====== TEXT BLOCK

If Goethe is right, and architecture is frozen music, home is a song we have learned by heart.

My friend reminds me that learning things by heart insists upon rhythm, the heartbeat, and that the experience of the present moment is rhythmic.

One beat has to end for the next to begin. And like his favorite piano concerto, we don’t know when this note ends, and there is much tension in the space before the next. And life is marked by a gentle sadness when that moment ends and dissolves into the next moment. That, according to Bugbee, life is haunted by a continual parting. Proust says these moments are connected to places that also don’t exist anymore: “The places we have known do not belong only to the world of space on which we map them for our convenience. None of them was ever more than a thin slice, held between the contiguous impressions that composed our life at that time; the memory of a particular image is but regret for a particular moment; and houses, roads, avenues, are as fugitive, alas as the years.”

And that was the fugitive feeling I have had recently. First, I was at a dinner where a friend made a lovingly-prepared pot roast. Tomato and herbs infused a slow-cooked meat I’ve not experienced since I was living in my childhood home. The warm, familiar smell wrapped its arms around me as I sat in this modern-day apartment, just as my mother’s filled our evening home when I was a child. The smell invoked something so palpably nostalgic that one part of my self remained in a distant past even as I carried about in the present-tense conviviality. My friend sitting next to me also was piqued by the memories of childhood dinners; someone who I happened to have first met when I was 6 years old. We have witnessed each other grow and shed several versions of ourselves, though there is something from which we struggle not to stray.

============
====== DATA ROWS

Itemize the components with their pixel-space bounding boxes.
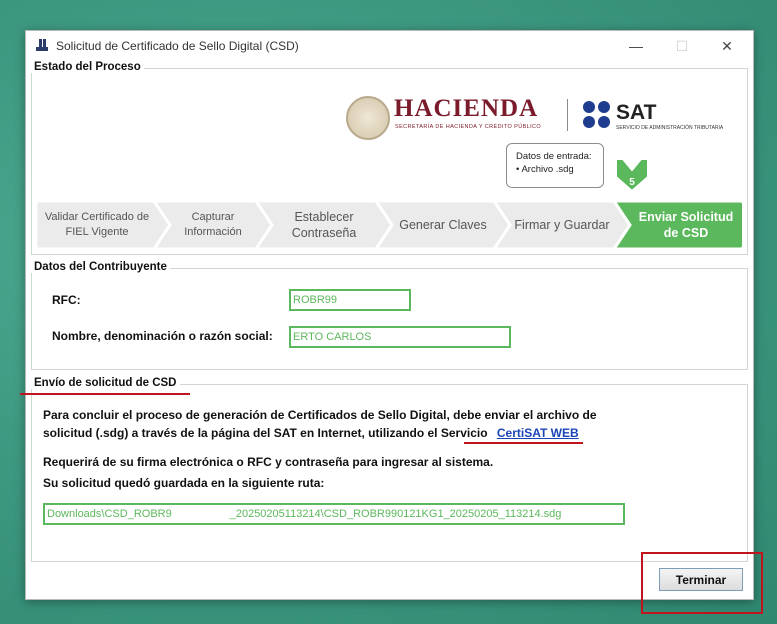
contribuyente-section-title: Datos del Contribuyente	[31, 261, 170, 273]
step-label-5: Firmar y Guardar	[514, 217, 610, 232]
minimize-button[interactable]: —	[621, 35, 651, 57]
envio-paragraph-line2-text: solicitud (.sdg) a través de la página d…	[43, 426, 488, 440]
envio-section-title: Envío de solicitud de CSD	[31, 377, 180, 389]
nombre-value: ERTO CARLOS	[293, 331, 372, 343]
window-title: Solicitud de Certificado de Sello Digita…	[56, 39, 299, 53]
envio-paragraph-line2: solicitud (.sdg) a través de la página d…	[43, 426, 579, 440]
envio-title-highlight	[20, 393, 190, 395]
envio-path-label: Su solicitud quedó guardada en la siguie…	[43, 476, 325, 490]
nombre-label: Nombre, denominación o razón social:	[52, 329, 273, 343]
csd-window: Solicitud de Certificado de Sello Digita…	[20, 30, 754, 600]
rfc-label: RFC:	[52, 293, 81, 307]
terminar-highlight-box	[641, 552, 763, 614]
link-highlight	[464, 442, 583, 444]
step-label-4: Generar Claves	[399, 217, 487, 232]
process-steps: Validar Certificado de FIEL Vigente Captu…	[36, 201, 742, 249]
input-data-tooltip: Datos de entrada: • Archivo .sdg	[506, 143, 604, 188]
logo-divider	[567, 99, 568, 131]
maximize-button: ☐	[675, 38, 689, 54]
tooltip-item: • Archivo .sdg	[516, 164, 574, 175]
estado-section-title: Estado del Proceso	[31, 61, 144, 73]
step-label-3: Establecer Contraseña	[291, 209, 357, 241]
saved-path-start: Downloads\CSD_ROBR9	[47, 508, 172, 520]
hacienda-seal-logo	[346, 96, 390, 140]
saved-path-end: _20250205113214\CSD_ROBR990121KG1_202502…	[229, 508, 562, 520]
title-bar: Solicitud de Certificado de Sello Digita…	[26, 31, 753, 61]
sat-logo-subtitle: SERVICIO DE ADMINISTRACIÓN TRIBUTARIA	[616, 125, 724, 131]
sat-logo-icon	[583, 101, 611, 129]
rfc-field[interactable]: ROBR99	[289, 289, 411, 311]
hacienda-logo-subtitle: SECRETARÍA DE HACIENDA Y CRÉDITO PÚBLICO	[395, 124, 542, 130]
sat-logo-text: SAT	[616, 101, 657, 124]
step-label-6: Enviar Solicitud de CSD	[638, 209, 734, 241]
step-label-1: Validar Certificado de FIEL Vigente	[44, 211, 150, 238]
step-label-2: Capturar Información	[184, 211, 242, 238]
app-icon	[36, 39, 48, 52]
rfc-value: ROBR99	[293, 294, 338, 306]
nombre-field[interactable]: ERTO CARLOS	[289, 326, 511, 348]
saved-path-field[interactable]: Downloads\CSD_ROBR9 _20250205113214\CSD_R…	[43, 503, 625, 525]
certisat-web-link[interactable]: CertiSAT WEB	[497, 426, 579, 440]
tooltip-title: Datos de entrada:	[516, 151, 592, 162]
current-step-number: 5	[629, 177, 635, 188]
contribuyente-panel	[31, 268, 748, 370]
hacienda-logo-text: HACIENDA	[394, 95, 539, 122]
envio-requirement: Requerirá de su firma electrónica o RFC …	[43, 455, 494, 469]
envio-paragraph-line1: Para concluir el proceso de generación d…	[43, 408, 597, 422]
close-button[interactable]: ✕	[712, 35, 742, 57]
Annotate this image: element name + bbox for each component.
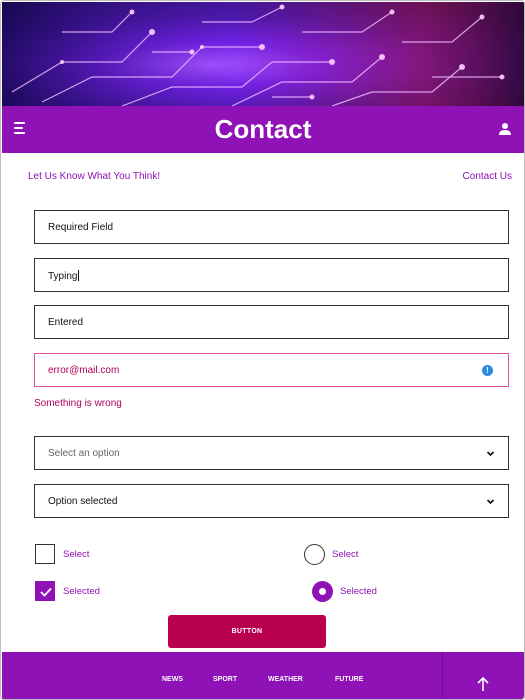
submit-button[interactable]: BUTTON [168,615,326,648]
nav-weather[interactable]: WEATHER [268,676,303,683]
info-icon: ! [482,365,493,376]
typing-field-input[interactable]: Typing [34,258,509,292]
app-frame: Contact Let Us Know What You Think! Cont… [0,0,525,700]
chevron-down-icon [486,451,495,457]
option-select-empty[interactable]: Select an option [34,436,509,470]
radio-label: Selected [340,586,377,597]
radio-dot [319,588,326,595]
page-title: Contact [214,114,312,144]
chevron-down-icon [486,499,495,505]
select-placeholder: Select an option [48,448,120,459]
field-value: Required Field [48,222,114,233]
entered-field-input[interactable]: Entered [34,305,509,339]
checkbox-label: Selected [63,586,100,597]
feedback-tagline: Let Us Know What You Think! [28,171,161,182]
footer-nav-bar: NEWS SPORT WEATHER FUTURE [2,652,524,699]
check-icon [40,587,52,597]
checkbox-checked[interactable] [35,581,55,601]
error-message: Something is wrong [34,398,122,409]
hero-circuit-image [2,2,524,106]
checkbox-unchecked[interactable] [35,544,55,564]
required-field-input[interactable]: Required Field [34,210,509,244]
user-icon[interactable] [498,122,512,136]
radio-unselected[interactable] [304,544,325,565]
nav-future[interactable]: FUTURE [335,676,363,683]
nav-news[interactable]: NEWS [162,676,183,683]
checkbox-label: Select [63,549,90,560]
radio-selected[interactable] [312,581,333,602]
nav-sport[interactable]: SPORT [213,676,237,683]
header-bar: Contact [2,106,524,153]
option-select-filled[interactable]: Option selected [34,484,509,518]
text-caret [78,270,80,281]
footer-divider [442,652,443,699]
field-value: Typing [48,271,78,282]
field-value: error@mail.com [48,365,120,376]
field-value: Entered [48,317,84,328]
field-value-with-caret: Typing [48,270,80,282]
select-value: Option selected [48,496,118,507]
arrow-up-icon[interactable] [476,676,490,692]
radio-label: Select [332,549,359,560]
contact-us-link[interactable]: Contact Us [463,171,512,182]
email-field-error[interactable]: error@mail.com ! [34,353,509,387]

============

**TASKS FOR THIS EXERCISE**
• a. Write out the essay on home and memory from "And that was" up to and including "not to stray.".
• b. In the essay on home and memory, what two ingredients infused the slow-cooked meat of the friend's pot roast?
• c. Continue the essay on home and memory from the point where it stops.
The lines above are material separate from the essay on home and memory.

**TASK RESULTS**
• a.
And that was the fugitive feeling I have had recently. First, I was at a dinner where a friend made a lovingly-prepared pot roast. Tomato and herbs infused a slow-cooked meat I’ve not experienced since I was living in my childhood home. The warm, familiar smell wrapped its arms around me as I sat in this modern-day apartment, just as my mother’s filled our evening home when I was a child. The smell invoked something so palpably nostalgic that one part of my self remained in a distant past even as I carried about in the present-tense conviviality. My friend sitting next to me also was piqued by the memories of childhood dinners; someone who I happened to have first met when I was 6 years old. We have witnessed each other grow and shed several versions of ourselves, though there is something from which we struggle not to stray.

• b. Tomato and herbs.

• c.
It recalls Gadamer’s notion of festival — that there is an enduring in the perishing. There is continually a moment that we wish could be retained, held onto for just another moment longer, even though it can never be. It is a “consciousness of human frailty,” when we are aware of the rhythms of our life and the fact that they end. “Every festive joy, yes, every joy, is perhaps the other side of an inexpressible, unutterable.” And every beat of the heart is inseparable from its opposite — silence; nothingness.

And then I gave into the urge to drive by my childhood home this week. I was in the area, where a chaparral dustiness meets the crisp coastal breeze and tugs at me. As did the autumnally-filtered light of a sun beginning to arc lower in the sky. And there predictably sat the home on the corner of middle-suburbia covered with mature trees and gridded off by narrow streets. The house, like the area, is shinier and more regal than the more humble and equitable times known before Silicon Valley bubbles and exorbitant housing prices. The home was still incredibly intimate, yet completely estranged from me — the current occupants undoubtedly using it in their own way in a sort of betrayal of the past. Because, like everything else, my home had to give way to their home. Like the tightly woven, straw nest that fell off the side of our house a few months ago. Next to it was a darkly stippled egg, intact, but belonging now to the unknown.

The nest fell from the eaves of my new home of the last 13 years. Soon, as with every year, the winter flock of Golden-crowned Sparrows and their one loyal Fox Sparrow friend returns to our feeder. One year our cat in her boredom slaughtered the Fox Sparrow, and after I grieved its dark, hopeless body in my hand, I decided not to slaughter the cat. A few years later, a new Fox Sparrow somehow rejoined the flock. I’ll never know how.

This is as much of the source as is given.